Aim of the exercise: Reproduce all the lines below, changing "bounding box" to "enclosing rectangle" wherever it occurs and leaving everything else as it is.

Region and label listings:

---

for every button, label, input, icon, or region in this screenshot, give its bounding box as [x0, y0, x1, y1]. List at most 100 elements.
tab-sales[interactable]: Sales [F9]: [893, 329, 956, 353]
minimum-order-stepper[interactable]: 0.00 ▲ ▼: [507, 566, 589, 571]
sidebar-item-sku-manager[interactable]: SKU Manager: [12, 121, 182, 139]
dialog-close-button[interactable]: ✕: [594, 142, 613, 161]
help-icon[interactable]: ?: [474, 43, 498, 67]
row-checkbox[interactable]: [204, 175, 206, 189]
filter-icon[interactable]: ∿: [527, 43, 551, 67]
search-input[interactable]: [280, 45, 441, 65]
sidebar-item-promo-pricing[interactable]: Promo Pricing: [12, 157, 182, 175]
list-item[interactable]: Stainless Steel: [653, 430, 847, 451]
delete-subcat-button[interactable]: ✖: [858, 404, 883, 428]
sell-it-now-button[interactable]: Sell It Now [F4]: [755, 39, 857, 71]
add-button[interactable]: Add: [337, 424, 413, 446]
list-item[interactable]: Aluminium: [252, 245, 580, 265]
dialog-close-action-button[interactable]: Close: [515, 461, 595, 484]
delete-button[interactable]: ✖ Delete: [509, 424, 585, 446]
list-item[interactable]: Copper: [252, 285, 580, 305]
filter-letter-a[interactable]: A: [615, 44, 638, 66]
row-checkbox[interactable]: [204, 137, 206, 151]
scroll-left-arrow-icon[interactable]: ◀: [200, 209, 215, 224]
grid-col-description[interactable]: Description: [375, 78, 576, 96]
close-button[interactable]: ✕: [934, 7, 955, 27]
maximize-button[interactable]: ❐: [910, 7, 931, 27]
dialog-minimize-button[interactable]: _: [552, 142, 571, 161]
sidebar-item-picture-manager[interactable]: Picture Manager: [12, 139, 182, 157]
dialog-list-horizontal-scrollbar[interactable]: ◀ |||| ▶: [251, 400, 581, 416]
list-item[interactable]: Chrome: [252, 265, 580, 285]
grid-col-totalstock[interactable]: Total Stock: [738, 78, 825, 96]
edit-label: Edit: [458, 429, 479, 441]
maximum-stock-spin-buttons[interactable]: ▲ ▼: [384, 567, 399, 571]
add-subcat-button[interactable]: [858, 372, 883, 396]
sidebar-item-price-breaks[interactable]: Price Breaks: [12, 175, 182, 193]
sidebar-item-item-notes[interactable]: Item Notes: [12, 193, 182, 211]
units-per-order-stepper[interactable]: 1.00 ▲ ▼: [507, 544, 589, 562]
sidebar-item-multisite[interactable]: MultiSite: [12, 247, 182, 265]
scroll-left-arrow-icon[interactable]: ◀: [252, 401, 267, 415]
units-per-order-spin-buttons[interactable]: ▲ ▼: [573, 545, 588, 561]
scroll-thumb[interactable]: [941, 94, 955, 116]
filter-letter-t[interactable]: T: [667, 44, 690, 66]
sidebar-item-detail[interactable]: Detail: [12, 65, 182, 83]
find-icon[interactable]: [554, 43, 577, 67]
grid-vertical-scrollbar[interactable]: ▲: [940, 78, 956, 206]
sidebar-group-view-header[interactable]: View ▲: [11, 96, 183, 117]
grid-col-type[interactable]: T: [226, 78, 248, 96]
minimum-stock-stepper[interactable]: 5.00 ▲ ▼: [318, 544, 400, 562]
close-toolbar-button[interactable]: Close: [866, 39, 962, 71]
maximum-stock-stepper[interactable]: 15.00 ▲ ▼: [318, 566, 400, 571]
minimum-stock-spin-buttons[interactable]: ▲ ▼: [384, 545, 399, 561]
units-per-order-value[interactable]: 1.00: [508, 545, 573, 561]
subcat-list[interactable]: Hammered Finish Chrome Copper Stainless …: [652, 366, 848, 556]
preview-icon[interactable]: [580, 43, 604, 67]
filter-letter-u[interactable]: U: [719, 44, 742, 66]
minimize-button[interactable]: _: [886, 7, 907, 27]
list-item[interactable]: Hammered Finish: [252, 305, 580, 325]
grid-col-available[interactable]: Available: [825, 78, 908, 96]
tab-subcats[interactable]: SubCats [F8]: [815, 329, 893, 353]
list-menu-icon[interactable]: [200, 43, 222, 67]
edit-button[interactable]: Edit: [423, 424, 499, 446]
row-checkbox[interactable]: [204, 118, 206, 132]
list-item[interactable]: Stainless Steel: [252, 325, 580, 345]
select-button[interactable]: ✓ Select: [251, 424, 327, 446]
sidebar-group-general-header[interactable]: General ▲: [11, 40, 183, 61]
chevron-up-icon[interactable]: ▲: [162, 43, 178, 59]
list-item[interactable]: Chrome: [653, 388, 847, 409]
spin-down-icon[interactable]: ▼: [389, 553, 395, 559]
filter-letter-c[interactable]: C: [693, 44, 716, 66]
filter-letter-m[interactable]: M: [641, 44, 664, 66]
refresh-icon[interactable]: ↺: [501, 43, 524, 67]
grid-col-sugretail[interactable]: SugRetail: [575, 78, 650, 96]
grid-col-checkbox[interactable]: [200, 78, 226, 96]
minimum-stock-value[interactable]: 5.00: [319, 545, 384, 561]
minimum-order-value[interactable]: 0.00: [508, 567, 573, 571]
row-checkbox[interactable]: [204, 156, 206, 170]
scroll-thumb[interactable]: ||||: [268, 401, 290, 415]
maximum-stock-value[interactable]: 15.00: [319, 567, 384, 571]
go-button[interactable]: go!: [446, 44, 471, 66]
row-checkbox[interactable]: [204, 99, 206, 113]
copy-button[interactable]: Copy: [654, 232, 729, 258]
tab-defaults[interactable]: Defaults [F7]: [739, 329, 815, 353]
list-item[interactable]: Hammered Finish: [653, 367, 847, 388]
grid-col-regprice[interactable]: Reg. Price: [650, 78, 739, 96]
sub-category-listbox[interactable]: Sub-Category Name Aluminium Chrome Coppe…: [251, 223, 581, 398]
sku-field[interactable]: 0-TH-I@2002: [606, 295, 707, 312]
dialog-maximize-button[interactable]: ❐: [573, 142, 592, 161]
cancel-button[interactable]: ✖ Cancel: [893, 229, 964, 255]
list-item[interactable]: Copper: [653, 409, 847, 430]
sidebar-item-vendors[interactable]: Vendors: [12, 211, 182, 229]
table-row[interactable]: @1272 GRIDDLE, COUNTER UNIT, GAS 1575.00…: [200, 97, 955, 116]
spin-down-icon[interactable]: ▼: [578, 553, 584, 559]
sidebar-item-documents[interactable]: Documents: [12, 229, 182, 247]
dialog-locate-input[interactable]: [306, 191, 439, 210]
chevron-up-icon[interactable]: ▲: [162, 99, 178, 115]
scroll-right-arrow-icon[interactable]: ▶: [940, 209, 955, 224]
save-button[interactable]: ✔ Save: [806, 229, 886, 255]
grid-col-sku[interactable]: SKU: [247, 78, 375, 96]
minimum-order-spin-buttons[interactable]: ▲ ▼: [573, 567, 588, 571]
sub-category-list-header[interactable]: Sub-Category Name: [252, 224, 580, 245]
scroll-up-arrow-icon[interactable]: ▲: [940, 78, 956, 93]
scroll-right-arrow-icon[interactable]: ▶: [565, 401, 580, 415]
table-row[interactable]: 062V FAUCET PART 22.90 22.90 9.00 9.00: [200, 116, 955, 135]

---

Solution for this problem:
for every button, label, input, icon, or region in this screenshot, give its enclosing rectangle as [x0, y0, x1, y1]. List at most 100 elements.
tab-sales[interactable]: Sales [F9]: [893, 329, 956, 353]
minimum-order-stepper[interactable]: 0.00 ▲ ▼: [507, 566, 589, 571]
sidebar-item-sku-manager[interactable]: SKU Manager: [12, 121, 182, 139]
dialog-close-button[interactable]: ✕: [594, 142, 613, 161]
help-icon[interactable]: ?: [474, 43, 498, 67]
row-checkbox[interactable]: [204, 175, 206, 189]
filter-icon[interactable]: ∿: [527, 43, 551, 67]
search-input[interactable]: [280, 45, 441, 65]
sidebar-item-promo-pricing[interactable]: Promo Pricing: [12, 157, 182, 175]
list-item[interactable]: Stainless Steel: [653, 430, 847, 451]
delete-subcat-button[interactable]: ✖: [858, 404, 883, 428]
sell-it-now-button[interactable]: Sell It Now [F4]: [755, 39, 857, 71]
add-button[interactable]: Add: [337, 424, 413, 446]
list-item[interactable]: Aluminium: [252, 245, 580, 265]
dialog-close-action-button[interactable]: Close: [515, 461, 595, 484]
delete-button[interactable]: ✖ Delete: [509, 424, 585, 446]
list-item[interactable]: Copper: [252, 285, 580, 305]
filter-letter-a[interactable]: A: [615, 44, 638, 66]
row-checkbox[interactable]: [204, 137, 206, 151]
scroll-left-arrow-icon[interactable]: ◀: [200, 209, 215, 224]
grid-col-description[interactable]: Description: [375, 78, 576, 96]
close-button[interactable]: ✕: [934, 7, 955, 27]
maximize-button[interactable]: ❐: [910, 7, 931, 27]
dialog-minimize-button[interactable]: _: [552, 142, 571, 161]
sidebar-item-picture-manager[interactable]: Picture Manager: [12, 139, 182, 157]
dialog-list-horizontal-scrollbar[interactable]: ◀ |||| ▶: [251, 400, 581, 416]
list-item[interactable]: Chrome: [252, 265, 580, 285]
grid-col-totalstock[interactable]: Total Stock: [738, 78, 825, 96]
edit-label: Edit: [458, 429, 479, 441]
maximum-stock-spin-buttons[interactable]: ▲ ▼: [384, 567, 399, 571]
add-subcat-button[interactable]: [858, 372, 883, 396]
sidebar-item-price-breaks[interactable]: Price Breaks: [12, 175, 182, 193]
sidebar-item-item-notes[interactable]: Item Notes: [12, 193, 182, 211]
units-per-order-stepper[interactable]: 1.00 ▲ ▼: [507, 544, 589, 562]
sidebar-item-multisite[interactable]: MultiSite: [12, 247, 182, 265]
scroll-left-arrow-icon[interactable]: ◀: [252, 401, 267, 415]
units-per-order-spin-buttons[interactable]: ▲ ▼: [573, 545, 588, 561]
scroll-thumb[interactable]: [941, 94, 955, 116]
filter-letter-t[interactable]: T: [667, 44, 690, 66]
sidebar-item-detail[interactable]: Detail: [12, 65, 182, 83]
find-icon[interactable]: [554, 43, 577, 67]
grid-vertical-scrollbar[interactable]: ▲: [940, 78, 956, 206]
sidebar-group-view-header[interactable]: View ▲: [11, 96, 183, 117]
grid-col-type[interactable]: T: [226, 78, 248, 96]
minimum-stock-stepper[interactable]: 5.00 ▲ ▼: [318, 544, 400, 562]
close-toolbar-button[interactable]: Close: [866, 39, 962, 71]
maximum-stock-stepper[interactable]: 15.00 ▲ ▼: [318, 566, 400, 571]
minimum-stock-spin-buttons[interactable]: ▲ ▼: [384, 545, 399, 561]
units-per-order-value[interactable]: 1.00: [508, 545, 573, 561]
subcat-list[interactable]: Hammered Finish Chrome Copper Stainless …: [652, 366, 848, 556]
preview-icon[interactable]: [580, 43, 604, 67]
filter-letter-u[interactable]: U: [719, 44, 742, 66]
minimize-button[interactable]: _: [886, 7, 907, 27]
list-item[interactable]: Hammered Finish: [252, 305, 580, 325]
grid-col-available[interactable]: Available: [825, 78, 908, 96]
tab-subcats[interactable]: SubCats [F8]: [815, 329, 893, 353]
list-menu-icon[interactable]: [200, 43, 222, 67]
edit-button[interactable]: Edit: [423, 424, 499, 446]
row-checkbox[interactable]: [204, 118, 206, 132]
list-item[interactable]: Stainless Steel: [252, 325, 580, 345]
select-button[interactable]: ✓ Select: [251, 424, 327, 446]
sidebar-group-general-header[interactable]: General ▲: [11, 40, 183, 61]
chevron-up-icon[interactable]: ▲: [162, 43, 178, 59]
list-item[interactable]: Chrome: [653, 388, 847, 409]
spin-down-icon[interactable]: ▼: [389, 553, 395, 559]
filter-letter-c[interactable]: C: [693, 44, 716, 66]
filter-letter-m[interactable]: M: [641, 44, 664, 66]
refresh-icon[interactable]: ↺: [501, 43, 524, 67]
grid-col-sugretail[interactable]: SugRetail: [575, 78, 650, 96]
grid-col-checkbox[interactable]: [200, 78, 226, 96]
minimum-stock-value[interactable]: 5.00: [319, 545, 384, 561]
minimum-order-value[interactable]: 0.00: [508, 567, 573, 571]
row-checkbox[interactable]: [204, 156, 206, 170]
scroll-thumb[interactable]: ||||: [268, 401, 290, 415]
maximum-stock-value[interactable]: 15.00: [319, 567, 384, 571]
go-button[interactable]: go!: [446, 44, 471, 66]
row-checkbox[interactable]: [204, 99, 206, 113]
copy-button[interactable]: Copy: [654, 232, 729, 258]
tab-defaults[interactable]: Defaults [F7]: [739, 329, 815, 353]
list-item[interactable]: Hammered Finish: [653, 367, 847, 388]
grid-col-regprice[interactable]: Reg. Price: [650, 78, 739, 96]
sub-category-listbox[interactable]: Sub-Category Name Aluminium Chrome Coppe…: [251, 223, 581, 398]
sku-field[interactable]: 0-TH-I@2002: [606, 295, 707, 312]
dialog-maximize-button[interactable]: ❐: [573, 142, 592, 161]
cancel-button[interactable]: ✖ Cancel: [893, 229, 964, 255]
list-item[interactable]: Copper: [653, 409, 847, 430]
sidebar-item-vendors[interactable]: Vendors: [12, 211, 182, 229]
table-row[interactable]: @1272 GRIDDLE, COUNTER UNIT, GAS 1575.00…: [200, 97, 955, 116]
spin-down-icon[interactable]: ▼: [578, 553, 584, 559]
sidebar-item-documents[interactable]: Documents: [12, 229, 182, 247]
dialog-locate-input[interactable]: [306, 191, 439, 210]
chevron-up-icon[interactable]: ▲: [162, 99, 178, 115]
scroll-right-arrow-icon[interactable]: ▶: [940, 209, 955, 224]
save-button[interactable]: ✔ Save: [806, 229, 886, 255]
grid-col-sku[interactable]: SKU: [247, 78, 375, 96]
minimum-order-spin-buttons[interactable]: ▲ ▼: [573, 567, 588, 571]
sub-category-list-header[interactable]: Sub-Category Name: [252, 224, 580, 245]
scroll-up-arrow-icon[interactable]: ▲: [940, 78, 956, 93]
scroll-right-arrow-icon[interactable]: ▶: [565, 401, 580, 415]
table-row[interactable]: 062V FAUCET PART 22.90 22.90 9.00 9.00: [200, 116, 955, 135]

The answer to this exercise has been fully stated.